**What the task asks:**
Write the material out again exactly.

**Task data:**
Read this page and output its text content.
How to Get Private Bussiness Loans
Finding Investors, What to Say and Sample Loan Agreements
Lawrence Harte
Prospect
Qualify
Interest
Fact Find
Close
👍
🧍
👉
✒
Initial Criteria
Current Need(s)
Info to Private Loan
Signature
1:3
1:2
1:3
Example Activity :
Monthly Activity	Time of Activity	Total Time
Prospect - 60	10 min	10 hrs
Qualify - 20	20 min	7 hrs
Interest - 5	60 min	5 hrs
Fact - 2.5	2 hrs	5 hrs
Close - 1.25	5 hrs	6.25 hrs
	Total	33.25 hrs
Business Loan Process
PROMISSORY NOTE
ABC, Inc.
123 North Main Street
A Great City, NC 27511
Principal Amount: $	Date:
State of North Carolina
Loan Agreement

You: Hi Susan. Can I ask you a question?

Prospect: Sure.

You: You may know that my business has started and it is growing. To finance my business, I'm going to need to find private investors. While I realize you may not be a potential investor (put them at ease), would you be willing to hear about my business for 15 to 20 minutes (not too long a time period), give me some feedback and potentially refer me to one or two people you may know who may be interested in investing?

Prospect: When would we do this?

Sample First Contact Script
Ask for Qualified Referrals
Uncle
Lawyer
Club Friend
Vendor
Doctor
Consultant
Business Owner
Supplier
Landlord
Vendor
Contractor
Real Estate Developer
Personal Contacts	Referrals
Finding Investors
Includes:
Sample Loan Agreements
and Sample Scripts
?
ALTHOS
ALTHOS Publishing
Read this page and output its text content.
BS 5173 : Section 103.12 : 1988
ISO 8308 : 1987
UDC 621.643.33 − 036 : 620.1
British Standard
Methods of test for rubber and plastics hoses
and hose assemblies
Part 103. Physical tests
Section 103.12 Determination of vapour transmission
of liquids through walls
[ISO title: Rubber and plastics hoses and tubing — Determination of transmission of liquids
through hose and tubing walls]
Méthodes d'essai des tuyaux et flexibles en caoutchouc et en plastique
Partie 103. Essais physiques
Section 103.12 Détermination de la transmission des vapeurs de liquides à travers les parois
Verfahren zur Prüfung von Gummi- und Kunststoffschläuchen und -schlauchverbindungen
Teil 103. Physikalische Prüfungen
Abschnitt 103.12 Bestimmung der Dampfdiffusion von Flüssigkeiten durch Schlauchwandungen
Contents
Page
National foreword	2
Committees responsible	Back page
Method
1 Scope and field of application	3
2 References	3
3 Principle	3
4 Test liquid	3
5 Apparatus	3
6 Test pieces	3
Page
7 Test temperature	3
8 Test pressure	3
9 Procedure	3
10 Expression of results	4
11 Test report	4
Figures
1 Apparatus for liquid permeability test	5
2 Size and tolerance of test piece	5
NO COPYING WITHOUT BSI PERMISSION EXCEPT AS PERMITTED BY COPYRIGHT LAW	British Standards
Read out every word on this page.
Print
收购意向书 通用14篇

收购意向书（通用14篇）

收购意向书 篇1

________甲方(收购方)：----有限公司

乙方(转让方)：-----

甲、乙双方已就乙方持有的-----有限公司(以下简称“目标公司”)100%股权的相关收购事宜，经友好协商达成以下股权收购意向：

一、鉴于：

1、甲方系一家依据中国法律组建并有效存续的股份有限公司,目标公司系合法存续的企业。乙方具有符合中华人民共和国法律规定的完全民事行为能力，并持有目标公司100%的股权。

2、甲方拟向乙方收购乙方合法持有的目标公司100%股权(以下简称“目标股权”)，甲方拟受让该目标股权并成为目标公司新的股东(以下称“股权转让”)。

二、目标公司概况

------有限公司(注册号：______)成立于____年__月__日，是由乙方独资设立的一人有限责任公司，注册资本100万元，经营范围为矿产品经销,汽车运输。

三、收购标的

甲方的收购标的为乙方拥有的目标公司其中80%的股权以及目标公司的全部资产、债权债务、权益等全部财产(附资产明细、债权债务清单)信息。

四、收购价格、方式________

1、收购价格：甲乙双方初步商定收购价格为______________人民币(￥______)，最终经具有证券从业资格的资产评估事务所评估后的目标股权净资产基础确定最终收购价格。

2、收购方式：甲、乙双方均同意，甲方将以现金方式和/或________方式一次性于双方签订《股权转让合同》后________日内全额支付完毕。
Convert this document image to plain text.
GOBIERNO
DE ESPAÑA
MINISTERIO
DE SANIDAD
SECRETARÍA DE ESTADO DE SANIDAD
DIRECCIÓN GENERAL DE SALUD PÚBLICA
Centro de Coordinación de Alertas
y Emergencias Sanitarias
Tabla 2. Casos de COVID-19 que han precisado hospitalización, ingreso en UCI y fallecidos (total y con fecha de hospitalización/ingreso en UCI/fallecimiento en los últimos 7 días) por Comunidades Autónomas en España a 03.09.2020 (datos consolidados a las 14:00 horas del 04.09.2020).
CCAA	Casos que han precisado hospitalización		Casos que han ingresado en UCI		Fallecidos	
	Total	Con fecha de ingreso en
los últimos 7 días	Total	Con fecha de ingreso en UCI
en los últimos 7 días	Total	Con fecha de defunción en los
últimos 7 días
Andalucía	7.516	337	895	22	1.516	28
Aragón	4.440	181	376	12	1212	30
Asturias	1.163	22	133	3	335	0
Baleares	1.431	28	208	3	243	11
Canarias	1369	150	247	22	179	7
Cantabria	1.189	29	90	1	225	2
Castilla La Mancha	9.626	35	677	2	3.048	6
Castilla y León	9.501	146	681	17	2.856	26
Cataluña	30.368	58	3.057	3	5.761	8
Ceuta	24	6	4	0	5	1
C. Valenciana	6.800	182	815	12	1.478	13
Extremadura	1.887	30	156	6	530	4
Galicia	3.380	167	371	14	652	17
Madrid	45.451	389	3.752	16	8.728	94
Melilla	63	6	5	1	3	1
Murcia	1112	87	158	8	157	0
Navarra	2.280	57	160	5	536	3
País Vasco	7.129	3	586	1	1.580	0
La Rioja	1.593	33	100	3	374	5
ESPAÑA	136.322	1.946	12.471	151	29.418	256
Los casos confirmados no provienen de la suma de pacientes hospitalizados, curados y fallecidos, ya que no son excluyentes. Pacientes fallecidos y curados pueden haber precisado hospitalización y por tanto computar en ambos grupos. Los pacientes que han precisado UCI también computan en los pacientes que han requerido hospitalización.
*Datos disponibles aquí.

**Answer to the problem:**
Read this page and output its text content.
How to Get Private Bussiness Loans
Finding Investors, What to Say and Sample Loan Agreements
Lawrence Harte
Prospect
Qualify
Interest
Fact Find
Close
👍
🧍
👉
✒
Initial Criteria
Current Need(s)
Info to Private Loan
Signature
1:3
1:2
1:3
Example Activity :
Monthly Activity	Time of Activity	Total Time
Prospect - 60	10 min	10 hrs
Qualify - 20	20 min	7 hrs
Interest - 5	60 min	5 hrs
Fact - 2.5	2 hrs	5 hrs
Close - 1.25	5 hrs	6.25 hrs
	Total	33.25 hrs
Business Loan Process
PROMISSORY NOTE
ABC, Inc.
123 North Main Street
A Great City, NC 27511
Principal Amount: $	Date:
State of North Carolina
Loan Agreement

You: Hi Susan. Can I ask you a question?

Prospect: Sure.

You: You may know that my business has started and it is growing. To finance my business, I'm going to need to find private investors. While I realize you may not be a potential investor (put them at ease), would you be willing to hear about my business for 15 to 20 minutes (not too long a time period), give me some feedback and potentially refer me to one or two people you may know who may be interested in investing?

Prospect: When would we do this?

Sample First Contact Script
Ask for Qualified Referrals
Uncle
Lawyer
Club Friend
Vendor
Doctor
Consultant
Business Owner
Supplier
Landlord
Vendor
Contractor
Real Estate Developer
Personal Contacts	Referrals
Finding Investors
Includes:
Sample Loan Agreements
and Sample Scripts
?
ALTHOS
ALTHOS Publishing
Read this page and output its text content.
BS 5173 : Section 103.12 : 1988
ISO 8308 : 1987
UDC 621.643.33 − 036 : 620.1
British Standard
Methods of test for rubber and plastics hoses
and hose assemblies
Part 103. Physical tests
Section 103.12 Determination of vapour transmission
of liquids through walls
[ISO title: Rubber and plastics hoses and tubing — Determination of transmission of liquids
through hose and tubing walls]
Méthodes d'essai des tuyaux et flexibles en caoutchouc et en plastique
Partie 103. Essais physiques
Section 103.12 Détermination de la transmission des vapeurs de liquides à travers les parois
Verfahren zur Prüfung von Gummi- und Kunststoffschläuchen und -schlauchverbindungen
Teil 103. Physikalische Prüfungen
Abschnitt 103.12 Bestimmung der Dampfdiffusion von Flüssigkeiten durch Schlauchwandungen
Contents
Page
National foreword	2
Committees responsible	Back page
Method
1 Scope and field of application	3
2 References	3
3 Principle	3
4 Test liquid	3
5 Apparatus	3
6 Test pieces	3
Page
7 Test temperature	3
8 Test pressure	3
9 Procedure	3
10 Expression of results	4
11 Test report	4
Figures
1 Apparatus for liquid permeability test	5
2 Size and tolerance of test piece	5
NO COPYING WITHOUT BSI PERMISSION EXCEPT AS PERMITTED BY COPYRIGHT LAW	British Standards
Read out every word on this page.
Print
收购意向书 通用14篇

收购意向书（通用14篇）

收购意向书 篇1

________甲方(收购方)：----有限公司

乙方(转让方)：-----

甲、乙双方已就乙方持有的-----有限公司(以下简称“目标公司”)100%股权的相关收购事宜，经友好协商达成以下股权收购意向：

一、鉴于：

1、甲方系一家依据中国法律组建并有效存续的股份有限公司,目标公司系合法存续的企业。乙方具有符合中华人民共和国法律规定的完全民事行为能力，并持有目标公司100%的股权。

2、甲方拟向乙方收购乙方合法持有的目标公司100%股权(以下简称“目标股权”)，甲方拟受让该目标股权并成为目标公司新的股东(以下称“股权转让”)。

二、目标公司概况

------有限公司(注册号：______)成立于____年__月__日，是由乙方独资设立的一人有限责任公司，注册资本100万元，经营范围为矿产品经销,汽车运输。

三、收购标的

甲方的收购标的为乙方拥有的目标公司其中80%的股权以及目标公司的全部资产、债权债务、权益等全部财产(附资产明细、债权债务清单)信息。

四、收购价格、方式________

1、收购价格：甲乙双方初步商定收购价格为______________人民币(￥______)，最终经具有证券从业资格的资产评估事务所评估后的目标股权净资产基础确定最终收购价格。

2、收购方式：甲、乙双方均同意，甲方将以现金方式和/或________方式一次性于双方签订《股权转让合同》后________日内全额支付完毕。
Convert this document image to plain text.
GOBIERNO
DE ESPAÑA
MINISTERIO
DE SANIDAD
SECRETARÍA DE ESTADO DE SANIDAD
DIRECCIÓN GENERAL DE SALUD PÚBLICA
Centro de Coordinación de Alertas
y Emergencias Sanitarias
Tabla 2. Casos de COVID-19 que han precisado hospitalización, ingreso en UCI y fallecidos (total y con fecha de hospitalización/ingreso en UCI/fallecimiento en los últimos 7 días) por Comunidades Autónomas en España a 03.09.2020 (datos consolidados a las 14:00 horas del 04.09.2020).
CCAA	Casos que han precisado hospitalización		Casos que han ingresado en UCI		Fallecidos	
	Total	Con fecha de ingreso en
los últimos 7 días	Total	Con fecha de ingreso en UCI
en los últimos 7 días	Total	Con fecha de defunción en los
últimos 7 días
Andalucía	7.516	337	895	22	1.516	28
Aragón	4.440	181	376	12	1212	30
Asturias	1.163	22	133	3	335	0
Baleares	1.431	28	208	3	243	11
Canarias	1369	150	247	22	179	7
Cantabria	1.189	29	90	1	225	2
Castilla La Mancha	9.626	35	677	2	3.048	6
Castilla y León	9.501	146	681	17	2.856	26
Cataluña	30.368	58	3.057	3	5.761	8
Ceuta	24	6	4	0	5	1
C. Valenciana	6.800	182	815	12	1.478	13
Extremadura	1.887	30	156	6	530	4
Galicia	3.380	167	371	14	652	17
Madrid	45.451	389	3.752	16	8.728	94
Melilla	63	6	5	1	3	1
Murcia	1112	87	158	8	157	0
Navarra	2.280	57	160	5	536	3
País Vasco	7.129	3	586	1	1.580	0
La Rioja	1.593	33	100	3	374	5
ESPAÑA	136.322	1.946	12.471	151	29.418	256
Los casos confirmados no provienen de la suma de pacientes hospitalizados, curados y fallecidos, ya que no son excluyentes. Pacientes fallecidos y curados pueden haber precisado hospitalización y por tanto computar en ambos grupos. Los pacientes que han precisado UCI también computan en los pacientes que han requerido hospitalización.
*Datos disponibles aquí.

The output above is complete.